» **Given request**: Copy out all the lines where "lijkt" shows up.

» **Source records**:
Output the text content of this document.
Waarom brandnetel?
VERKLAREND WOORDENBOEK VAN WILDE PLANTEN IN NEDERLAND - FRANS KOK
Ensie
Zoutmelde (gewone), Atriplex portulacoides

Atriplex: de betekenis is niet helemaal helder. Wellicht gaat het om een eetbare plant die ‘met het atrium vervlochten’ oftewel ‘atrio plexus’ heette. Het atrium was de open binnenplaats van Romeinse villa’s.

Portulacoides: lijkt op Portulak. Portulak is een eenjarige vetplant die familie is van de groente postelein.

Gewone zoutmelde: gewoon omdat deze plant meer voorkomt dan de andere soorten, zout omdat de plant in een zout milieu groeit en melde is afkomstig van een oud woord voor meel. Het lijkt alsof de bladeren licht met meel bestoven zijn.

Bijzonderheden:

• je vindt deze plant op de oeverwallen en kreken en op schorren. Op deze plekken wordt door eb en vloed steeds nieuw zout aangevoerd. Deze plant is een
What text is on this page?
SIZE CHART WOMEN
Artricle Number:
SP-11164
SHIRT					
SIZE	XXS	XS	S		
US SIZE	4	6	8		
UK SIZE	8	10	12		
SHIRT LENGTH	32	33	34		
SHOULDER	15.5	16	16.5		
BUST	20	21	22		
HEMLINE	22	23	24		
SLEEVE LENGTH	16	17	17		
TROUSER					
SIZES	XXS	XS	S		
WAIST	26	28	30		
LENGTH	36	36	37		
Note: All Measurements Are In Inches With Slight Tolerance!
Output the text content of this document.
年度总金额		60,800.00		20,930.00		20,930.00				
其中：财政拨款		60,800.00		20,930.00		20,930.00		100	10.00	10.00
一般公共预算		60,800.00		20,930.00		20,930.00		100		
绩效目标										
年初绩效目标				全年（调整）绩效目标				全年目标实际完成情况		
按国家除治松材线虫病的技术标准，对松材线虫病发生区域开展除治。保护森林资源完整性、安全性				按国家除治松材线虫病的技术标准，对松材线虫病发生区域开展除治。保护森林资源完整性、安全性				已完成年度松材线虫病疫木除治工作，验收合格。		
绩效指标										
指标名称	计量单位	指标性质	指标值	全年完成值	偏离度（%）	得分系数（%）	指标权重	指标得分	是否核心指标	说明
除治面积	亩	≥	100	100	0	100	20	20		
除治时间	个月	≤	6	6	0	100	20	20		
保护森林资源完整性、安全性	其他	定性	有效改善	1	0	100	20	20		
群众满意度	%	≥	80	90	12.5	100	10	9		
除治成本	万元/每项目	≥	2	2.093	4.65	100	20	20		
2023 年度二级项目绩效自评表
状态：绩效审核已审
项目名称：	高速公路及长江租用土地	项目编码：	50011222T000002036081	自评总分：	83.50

» **Task output**:
Portulacoides: lijkt op Portulak. Portulak is een eenjarige vetplant die familie is van de groente postelein.
Gewone zoutmelde: gewoon omdat deze plant meer voorkomt dan de andere soorten, zout omdat de plant in een zout milieu groeit en melde is afkomstig van een oud woord voor meel. Het lijkt alsof de bladeren licht met meel bestoven zijn.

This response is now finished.